## Given problem:
Please copy out the rows from the line containing "66, 772, 184]" through the line containing "23, 50, 53]", both ends included, character for character and nothing else.

## Record list:
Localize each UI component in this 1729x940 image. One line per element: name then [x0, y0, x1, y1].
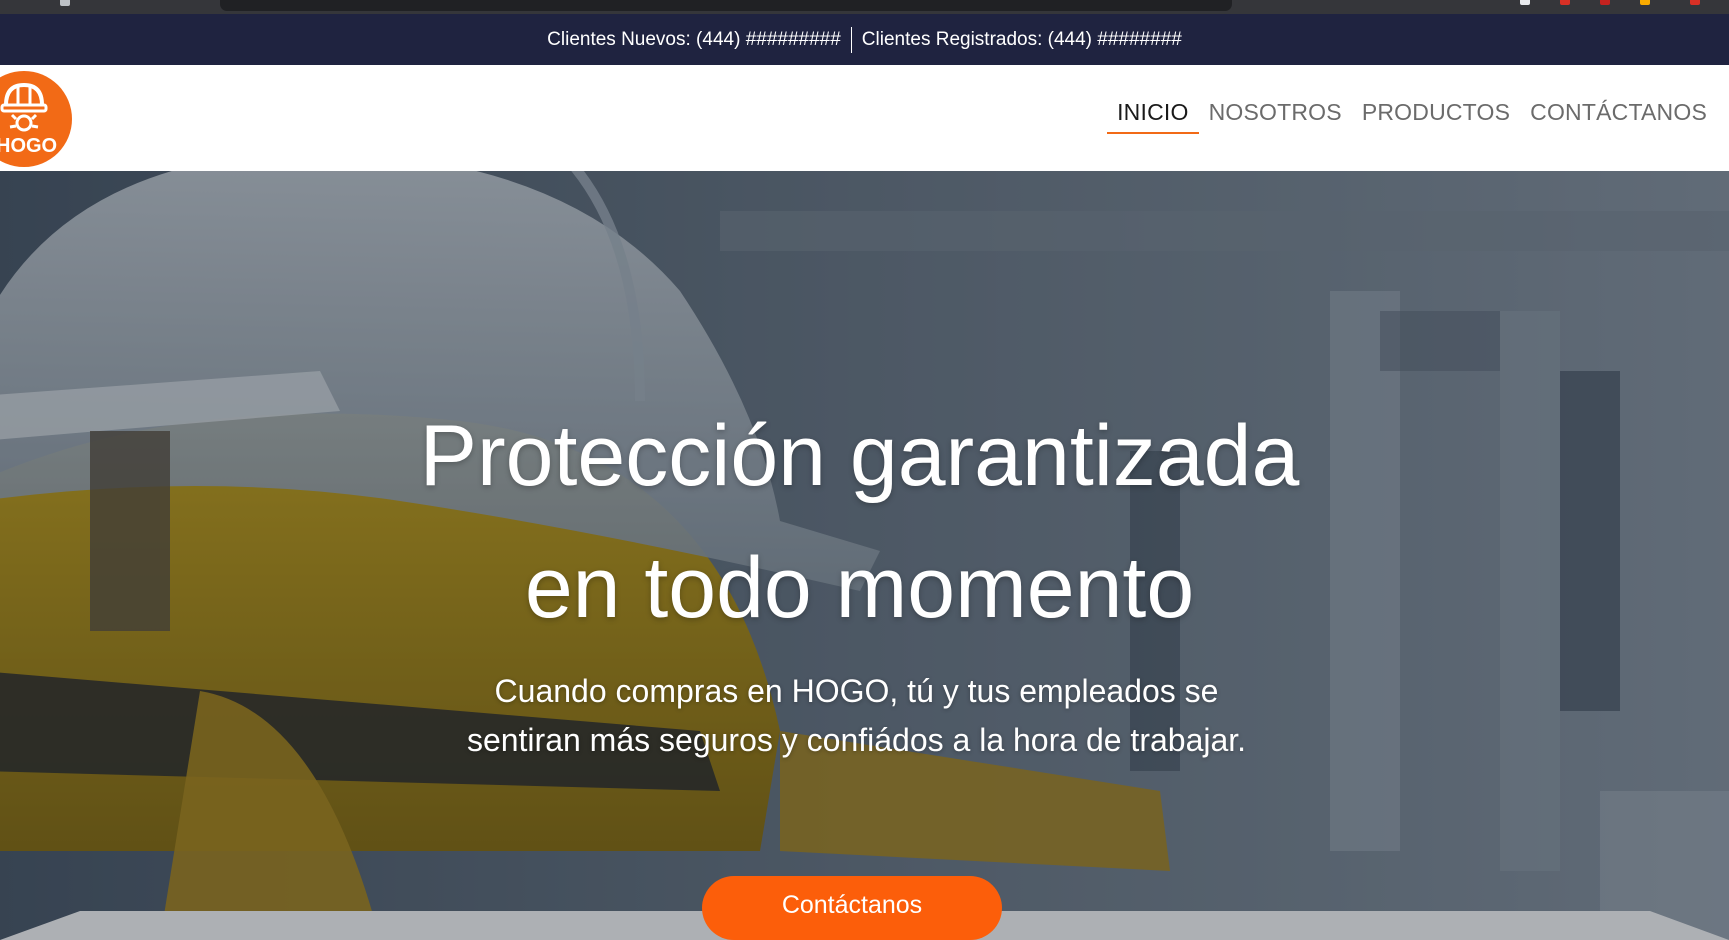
- hero-title-line1: Protección garantizada: [419, 408, 1300, 504]
- nav-item-inicio[interactable]: INICIO: [1107, 99, 1199, 134]
- contact-cta-button[interactable]: Contáctanos: [702, 876, 1002, 940]
- extension-icon[interactable]: [1600, 0, 1610, 5]
- browser-chrome: [0, 0, 1729, 14]
- logo-text: HOGO: [0, 135, 58, 157]
- tab-icon: [60, 0, 70, 6]
- address-bar[interactable]: [220, 0, 1232, 11]
- nav-item-contactanos[interactable]: CONTÁCTANOS: [1520, 99, 1717, 134]
- contact-topbar: Clientes Nuevos: (444) ######### Cliente…: [0, 14, 1729, 65]
- hard-hat-gear-icon: [0, 82, 48, 132]
- nav-item-productos[interactable]: PRODUCTOS: [1352, 99, 1520, 134]
- extension-icon[interactable]: [1690, 0, 1700, 5]
- extension-icon[interactable]: [1520, 0, 1530, 5]
- extension-icon[interactable]: [1560, 0, 1570, 5]
- registered-clients-phone: Clientes Registrados: (444) ########: [861, 28, 1182, 50]
- site-logo[interactable]: HOGO: [0, 71, 72, 167]
- hero-subtitle-line1: Cuando compras en HOGO, tú y tus emplead…: [494, 673, 1219, 709]
- hero-section: Protección garantizada en todo momento C…: [0, 171, 1729, 940]
- site-header: HOGO INICIO NOSOTROS PRODUCTOS CONTÁCTAN…: [0, 65, 1729, 171]
- new-clients-phone: Clientes Nuevos: (444) #########: [547, 28, 841, 50]
- extension-icon[interactable]: [1640, 0, 1650, 5]
- main-nav: INICIO NOSOTROS PRODUCTOS CONTÁCTANOS: [1107, 99, 1717, 134]
- hero-subtitle-line2: sentiran más seguros y confiádos a la ho…: [466, 722, 1247, 758]
- nav-item-nosotros[interactable]: NOSOTROS: [1199, 99, 1352, 134]
- hero-title-line2: en todo momento: [524, 540, 1195, 636]
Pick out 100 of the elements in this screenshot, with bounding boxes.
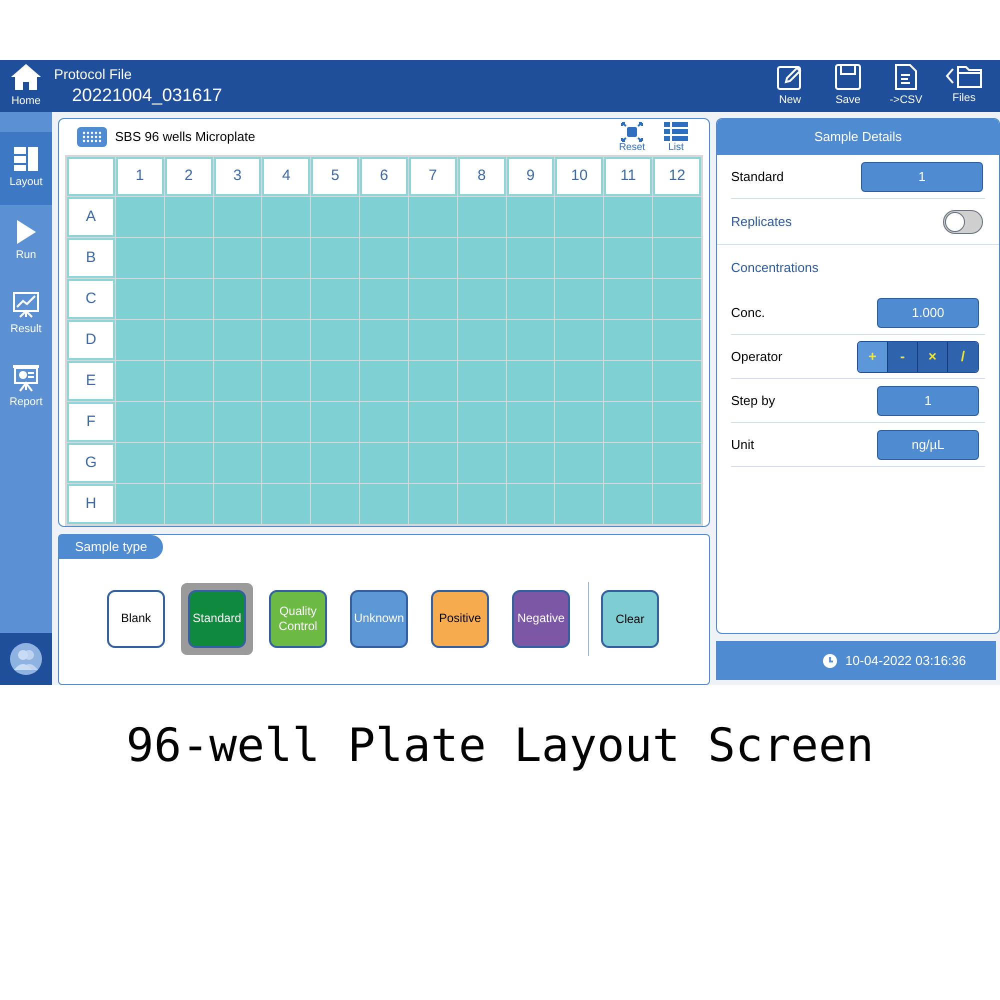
- nav-item[interactable]: Home: [0, 60, 52, 112]
- well[interactable]: [408, 443, 457, 483]
- well[interactable]: [458, 443, 506, 483]
- sample-type-button[interactable]: Unknown: [350, 590, 408, 648]
- well[interactable]: [604, 484, 652, 524]
- nav-item[interactable]: Report: [0, 351, 52, 424]
- well[interactable]: [311, 402, 360, 442]
- well[interactable]: [360, 402, 408, 442]
- well[interactable]: [214, 402, 262, 442]
- well[interactable]: [311, 443, 360, 483]
- sample-type-button[interactable]: Quality Control: [269, 590, 327, 648]
- well[interactable]: [116, 238, 164, 278]
- well[interactable]: [214, 443, 262, 483]
- well[interactable]: [458, 320, 506, 360]
- well[interactable]: [116, 402, 164, 442]
- well[interactable]: [408, 361, 457, 401]
- well[interactable]: [164, 402, 213, 442]
- well[interactable]: [214, 320, 262, 360]
- value-field[interactable]: ng/µL: [877, 430, 979, 460]
- well[interactable]: [311, 279, 360, 319]
- well[interactable]: [458, 197, 506, 237]
- well[interactable]: [311, 197, 360, 237]
- well[interactable]: [360, 361, 408, 401]
- well[interactable]: [604, 197, 652, 237]
- well[interactable]: [408, 279, 457, 319]
- value-field[interactable]: 1: [861, 162, 983, 192]
- sample-type-button[interactable]: Blank: [107, 590, 165, 648]
- well[interactable]: [506, 320, 554, 360]
- well[interactable]: [458, 238, 506, 278]
- well[interactable]: [116, 279, 164, 319]
- well[interactable]: [555, 443, 604, 483]
- well[interactable]: [604, 238, 652, 278]
- well[interactable]: [555, 197, 604, 237]
- well[interactable]: [653, 484, 701, 524]
- toolbar-button[interactable]: New: [768, 64, 812, 108]
- well[interactable]: [262, 279, 310, 319]
- well[interactable]: [164, 197, 213, 237]
- well[interactable]: [653, 361, 701, 401]
- well[interactable]: [164, 484, 213, 524]
- operator-button[interactable]: +: [858, 342, 888, 372]
- well[interactable]: [506, 279, 554, 319]
- well[interactable]: [214, 361, 262, 401]
- toolbar-button[interactable]: ->CSV: [884, 64, 928, 108]
- well[interactable]: [360, 484, 408, 524]
- well[interactable]: [555, 361, 604, 401]
- well[interactable]: [164, 443, 213, 483]
- user-avatar-icon[interactable]: [9, 642, 43, 676]
- well[interactable]: [116, 443, 164, 483]
- well[interactable]: [555, 402, 604, 442]
- well[interactable]: [408, 197, 457, 237]
- well[interactable]: [311, 238, 360, 278]
- well[interactable]: [214, 484, 262, 524]
- well[interactable]: [116, 197, 164, 237]
- sample-type-button[interactable]: Standard: [188, 590, 246, 648]
- well[interactable]: [506, 443, 554, 483]
- well[interactable]: [116, 320, 164, 360]
- plate-action-button[interactable]: List: [659, 122, 693, 152]
- well[interactable]: [262, 443, 310, 483]
- well[interactable]: [408, 484, 457, 524]
- well[interactable]: [604, 402, 652, 442]
- well[interactable]: [116, 361, 164, 401]
- well[interactable]: [408, 238, 457, 278]
- well[interactable]: [604, 361, 652, 401]
- well[interactable]: [360, 320, 408, 360]
- well[interactable]: [458, 484, 506, 524]
- well[interactable]: [555, 484, 604, 524]
- well[interactable]: [408, 402, 457, 442]
- well[interactable]: [555, 279, 604, 319]
- well[interactable]: [458, 279, 506, 319]
- well[interactable]: [360, 443, 408, 483]
- well[interactable]: [311, 484, 360, 524]
- well[interactable]: [653, 238, 701, 278]
- well[interactable]: [164, 361, 213, 401]
- well[interactable]: [262, 238, 310, 278]
- well[interactable]: [506, 402, 554, 442]
- well[interactable]: [116, 484, 164, 524]
- well[interactable]: [653, 443, 701, 483]
- well[interactable]: [653, 402, 701, 442]
- well[interactable]: [604, 279, 652, 319]
- well[interactable]: [360, 279, 408, 319]
- clear-button[interactable]: Clear: [601, 590, 659, 648]
- well[interactable]: [360, 238, 408, 278]
- operator-button[interactable]: /: [948, 342, 978, 372]
- well[interactable]: [164, 320, 213, 360]
- nav-item[interactable]: Layout: [0, 132, 52, 205]
- well[interactable]: [164, 279, 213, 319]
- well[interactable]: [408, 320, 457, 360]
- well[interactable]: [506, 197, 554, 237]
- well[interactable]: [214, 238, 262, 278]
- well[interactable]: [506, 484, 554, 524]
- well[interactable]: [604, 443, 652, 483]
- well[interactable]: [653, 279, 701, 319]
- well[interactable]: [506, 238, 554, 278]
- well[interactable]: [458, 402, 506, 442]
- well[interactable]: [164, 238, 213, 278]
- well[interactable]: [360, 197, 408, 237]
- well[interactable]: [214, 279, 262, 319]
- well[interactable]: [262, 484, 310, 524]
- well[interactable]: [262, 320, 310, 360]
- operator-button[interactable]: -: [888, 342, 918, 372]
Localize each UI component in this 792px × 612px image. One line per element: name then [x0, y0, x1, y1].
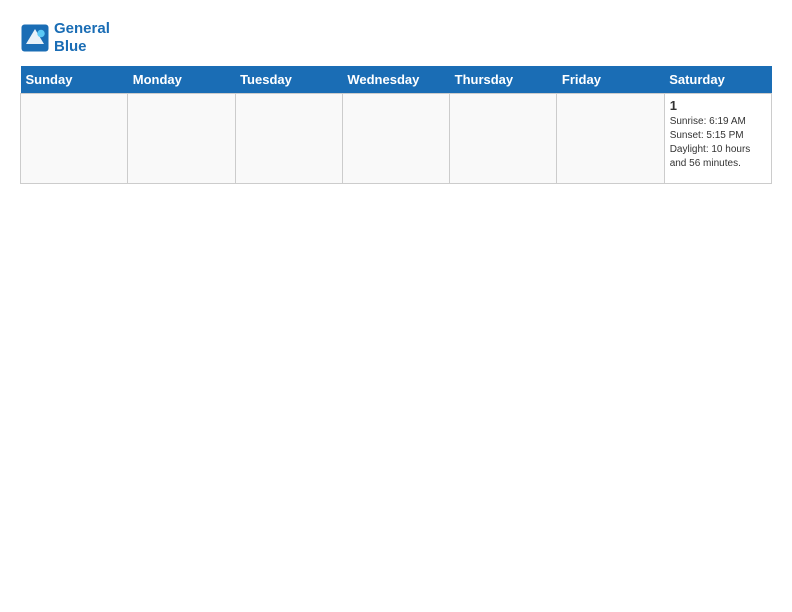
calendar-table: SundayMondayTuesdayWednesdayThursdayFrid…	[20, 66, 772, 184]
logo: General Blue	[20, 20, 110, 56]
empty-cell	[450, 94, 557, 184]
header-row: SundayMondayTuesdayWednesdayThursdayFrid…	[21, 66, 772, 94]
calendar-day-1: 1 Sunrise: 6:19 AM Sunset: 5:15 PM Daylig…	[664, 94, 771, 184]
empty-cell	[21, 94, 128, 184]
page-header: General Blue	[20, 20, 772, 56]
day-info: Sunrise: 6:19 AM Sunset: 5:15 PM Dayligh…	[670, 115, 766, 171]
logo-icon	[20, 23, 50, 53]
day-number: 1	[670, 98, 766, 113]
column-header-sunday: Sunday	[21, 66, 128, 94]
column-header-tuesday: Tuesday	[235, 66, 342, 94]
calendar-week-0: 1 Sunrise: 6:19 AM Sunset: 5:15 PM Daylig…	[21, 94, 772, 184]
logo-text: General Blue	[54, 20, 110, 56]
empty-cell	[128, 94, 235, 184]
column-header-saturday: Saturday	[664, 66, 771, 94]
column-header-thursday: Thursday	[450, 66, 557, 94]
empty-cell	[557, 94, 664, 184]
empty-cell	[235, 94, 342, 184]
column-header-friday: Friday	[557, 66, 664, 94]
empty-cell	[342, 94, 449, 184]
column-header-wednesday: Wednesday	[342, 66, 449, 94]
column-header-monday: Monday	[128, 66, 235, 94]
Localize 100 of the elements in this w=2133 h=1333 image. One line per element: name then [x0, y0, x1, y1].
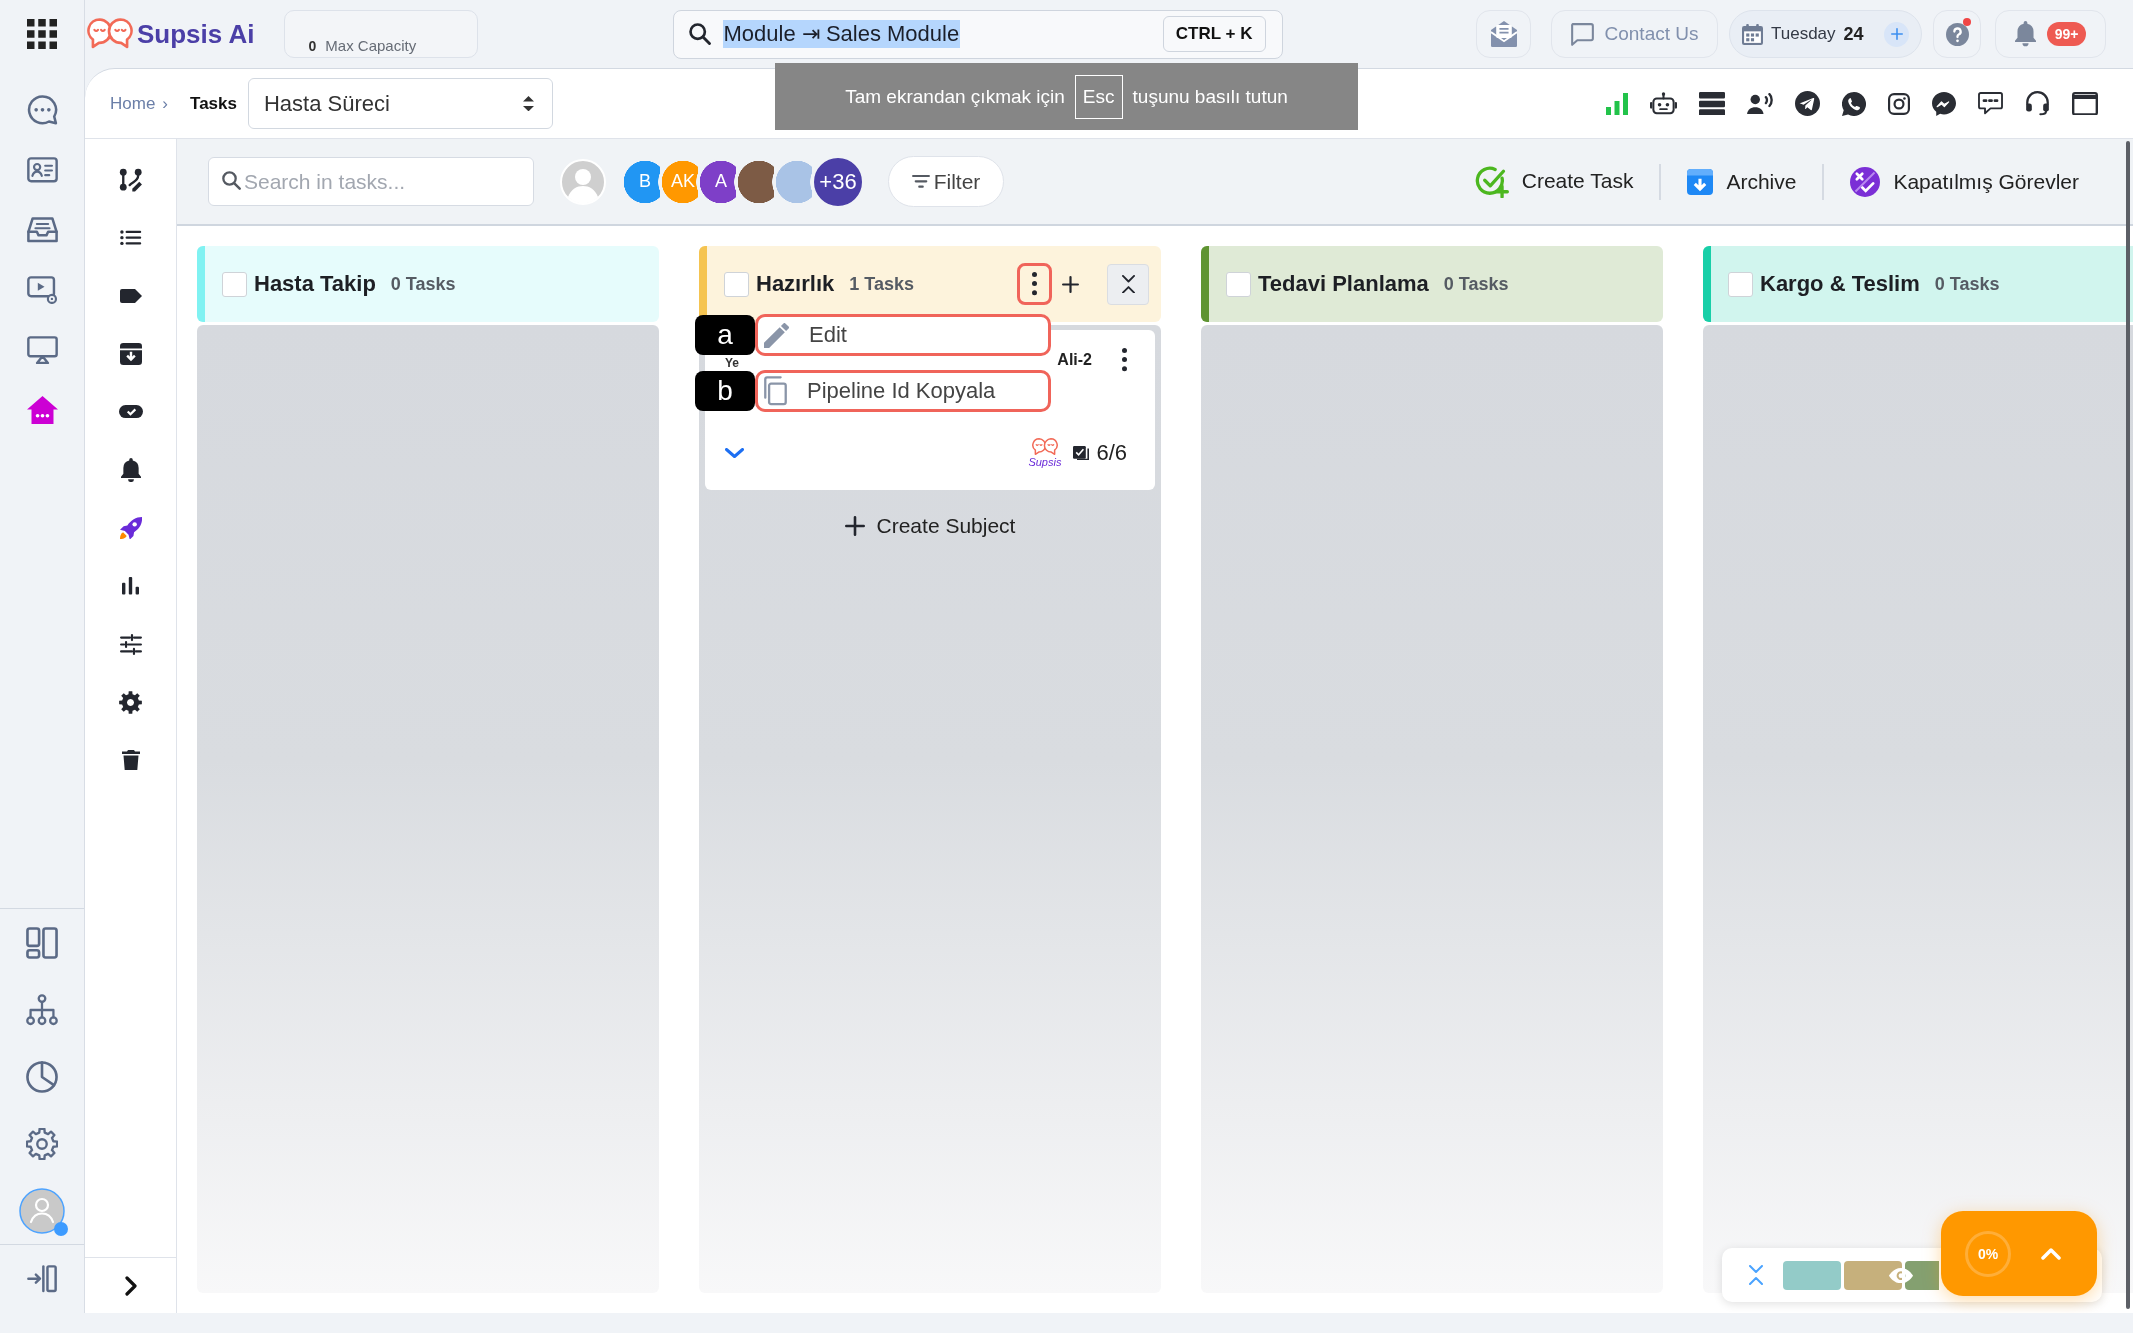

## Written reply:
calendar-table: SundayMondayTuesdayWednesdayThursdayFrid…	[20, 66, 772, 184]
logo: General Blue	[20, 20, 110, 56]
empty-cell	[450, 94, 557, 184]
header-row: SundayMondayTuesdayWednesdayThursdayFrid…	[21, 66, 772, 94]
calendar-day-1: 1 Sunrise: 6:19 AM Sunset: 5:15 PM Daylig…	[664, 94, 771, 184]
empty-cell	[21, 94, 128, 184]
page-header: General Blue	[20, 20, 772, 56]
day-info: Sunrise: 6:19 AM Sunset: 5:15 PM Dayligh…	[670, 115, 766, 171]
logo-icon	[20, 23, 50, 53]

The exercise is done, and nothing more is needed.